(Data listing)
▶

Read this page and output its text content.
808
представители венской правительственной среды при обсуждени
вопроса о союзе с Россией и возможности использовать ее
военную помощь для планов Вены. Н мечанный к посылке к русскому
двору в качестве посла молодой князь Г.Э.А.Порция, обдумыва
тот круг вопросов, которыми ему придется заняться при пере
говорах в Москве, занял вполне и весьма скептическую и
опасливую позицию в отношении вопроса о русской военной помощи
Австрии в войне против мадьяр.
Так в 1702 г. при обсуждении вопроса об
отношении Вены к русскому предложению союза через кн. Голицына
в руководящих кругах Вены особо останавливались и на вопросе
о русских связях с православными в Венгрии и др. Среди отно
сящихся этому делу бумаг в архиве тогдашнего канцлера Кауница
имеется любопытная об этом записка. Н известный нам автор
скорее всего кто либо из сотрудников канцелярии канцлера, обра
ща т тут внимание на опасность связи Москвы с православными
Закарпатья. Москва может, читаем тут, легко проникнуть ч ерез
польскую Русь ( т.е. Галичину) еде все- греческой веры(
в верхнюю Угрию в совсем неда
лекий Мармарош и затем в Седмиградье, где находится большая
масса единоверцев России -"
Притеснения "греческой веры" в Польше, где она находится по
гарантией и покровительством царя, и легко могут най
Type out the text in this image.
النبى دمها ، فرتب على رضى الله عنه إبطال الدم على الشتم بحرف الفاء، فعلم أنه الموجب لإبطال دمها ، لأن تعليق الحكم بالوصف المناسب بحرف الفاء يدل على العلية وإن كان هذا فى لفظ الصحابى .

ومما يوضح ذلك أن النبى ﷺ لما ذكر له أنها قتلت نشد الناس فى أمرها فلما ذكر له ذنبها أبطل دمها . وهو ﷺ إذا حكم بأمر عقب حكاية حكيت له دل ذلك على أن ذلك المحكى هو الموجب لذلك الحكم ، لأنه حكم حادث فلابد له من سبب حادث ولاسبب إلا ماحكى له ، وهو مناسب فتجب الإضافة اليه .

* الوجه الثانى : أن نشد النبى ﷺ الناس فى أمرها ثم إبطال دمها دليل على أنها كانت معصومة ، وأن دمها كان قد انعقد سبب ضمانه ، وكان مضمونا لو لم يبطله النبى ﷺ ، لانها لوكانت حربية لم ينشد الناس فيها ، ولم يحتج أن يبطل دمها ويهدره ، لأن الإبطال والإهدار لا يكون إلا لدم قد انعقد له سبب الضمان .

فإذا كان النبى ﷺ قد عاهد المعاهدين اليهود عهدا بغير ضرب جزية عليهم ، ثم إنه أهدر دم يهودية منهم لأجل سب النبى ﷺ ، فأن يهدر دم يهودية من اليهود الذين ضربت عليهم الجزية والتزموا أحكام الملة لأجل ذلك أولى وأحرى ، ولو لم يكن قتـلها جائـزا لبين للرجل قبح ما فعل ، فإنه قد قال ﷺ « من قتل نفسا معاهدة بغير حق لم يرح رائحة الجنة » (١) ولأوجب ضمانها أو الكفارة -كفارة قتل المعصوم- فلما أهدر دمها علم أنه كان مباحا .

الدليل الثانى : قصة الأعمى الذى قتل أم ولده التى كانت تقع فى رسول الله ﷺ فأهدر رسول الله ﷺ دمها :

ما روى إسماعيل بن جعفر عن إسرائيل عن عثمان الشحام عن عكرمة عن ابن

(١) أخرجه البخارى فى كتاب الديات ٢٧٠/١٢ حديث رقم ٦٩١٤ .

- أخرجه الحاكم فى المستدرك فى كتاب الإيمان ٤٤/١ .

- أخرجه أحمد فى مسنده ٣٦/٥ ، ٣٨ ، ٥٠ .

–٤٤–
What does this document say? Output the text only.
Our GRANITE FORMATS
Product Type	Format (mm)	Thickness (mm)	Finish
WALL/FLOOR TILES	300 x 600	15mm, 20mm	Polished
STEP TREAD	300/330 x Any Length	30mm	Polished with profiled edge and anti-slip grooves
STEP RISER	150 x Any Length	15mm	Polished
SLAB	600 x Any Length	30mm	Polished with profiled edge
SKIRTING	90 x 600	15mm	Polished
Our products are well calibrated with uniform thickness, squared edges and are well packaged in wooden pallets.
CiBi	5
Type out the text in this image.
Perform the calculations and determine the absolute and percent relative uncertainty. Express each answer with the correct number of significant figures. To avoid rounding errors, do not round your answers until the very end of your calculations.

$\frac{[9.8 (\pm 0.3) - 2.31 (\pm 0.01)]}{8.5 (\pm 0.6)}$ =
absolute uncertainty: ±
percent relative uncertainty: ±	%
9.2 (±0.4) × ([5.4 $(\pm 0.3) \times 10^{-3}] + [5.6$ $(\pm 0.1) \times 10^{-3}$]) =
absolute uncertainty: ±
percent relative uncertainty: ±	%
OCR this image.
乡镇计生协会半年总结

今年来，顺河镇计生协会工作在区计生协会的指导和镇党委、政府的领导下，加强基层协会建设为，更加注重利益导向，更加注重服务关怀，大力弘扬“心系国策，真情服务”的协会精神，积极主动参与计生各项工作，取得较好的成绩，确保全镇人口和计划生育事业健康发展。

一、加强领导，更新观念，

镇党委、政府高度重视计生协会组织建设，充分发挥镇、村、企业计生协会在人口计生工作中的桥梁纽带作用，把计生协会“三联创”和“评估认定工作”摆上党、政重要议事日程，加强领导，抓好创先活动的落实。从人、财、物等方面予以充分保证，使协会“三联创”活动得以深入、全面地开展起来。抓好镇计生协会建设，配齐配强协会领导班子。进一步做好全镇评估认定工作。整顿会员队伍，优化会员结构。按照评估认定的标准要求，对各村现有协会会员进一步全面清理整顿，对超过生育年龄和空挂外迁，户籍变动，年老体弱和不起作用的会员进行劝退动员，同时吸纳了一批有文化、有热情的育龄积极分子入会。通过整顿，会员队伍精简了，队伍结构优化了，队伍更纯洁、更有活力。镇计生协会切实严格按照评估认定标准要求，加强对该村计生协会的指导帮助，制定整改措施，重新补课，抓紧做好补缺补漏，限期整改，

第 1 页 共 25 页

◀

What is needed: List every line above containing the word "أنها".

Solution to the exercise:
ومما يوضح ذلك أن النبى ﷺ لما ذكر له أنها قتلت نشد الناس فى أمرها فلما ذكر له ذنبها أبطل دمها . وهو ﷺ إذا حكم بأمر عقب حكاية حكيت له دل ذلك على أن ذلك المحكى هو الموجب لذلك الحكم ، لأنه حكم حادث فلابد له من سبب حادث ولاسبب إلا ماحكى له ، وهو مناسب فتجب الإضافة اليه .
* الوجه الثانى : أن نشد النبى ﷺ الناس فى أمرها ثم إبطال دمها دليل على أنها كانت معصومة ، وأن دمها كان قد انعقد سبب ضمانه ، وكان مضمونا لو لم يبطله النبى ﷺ ، لانها لوكانت حربية لم ينشد الناس فيها ، ولم يحتج أن يبطل دمها ويهدره ، لأن الإبطال والإهدار لا يكون إلا لدم قد انعقد له سبب الضمان .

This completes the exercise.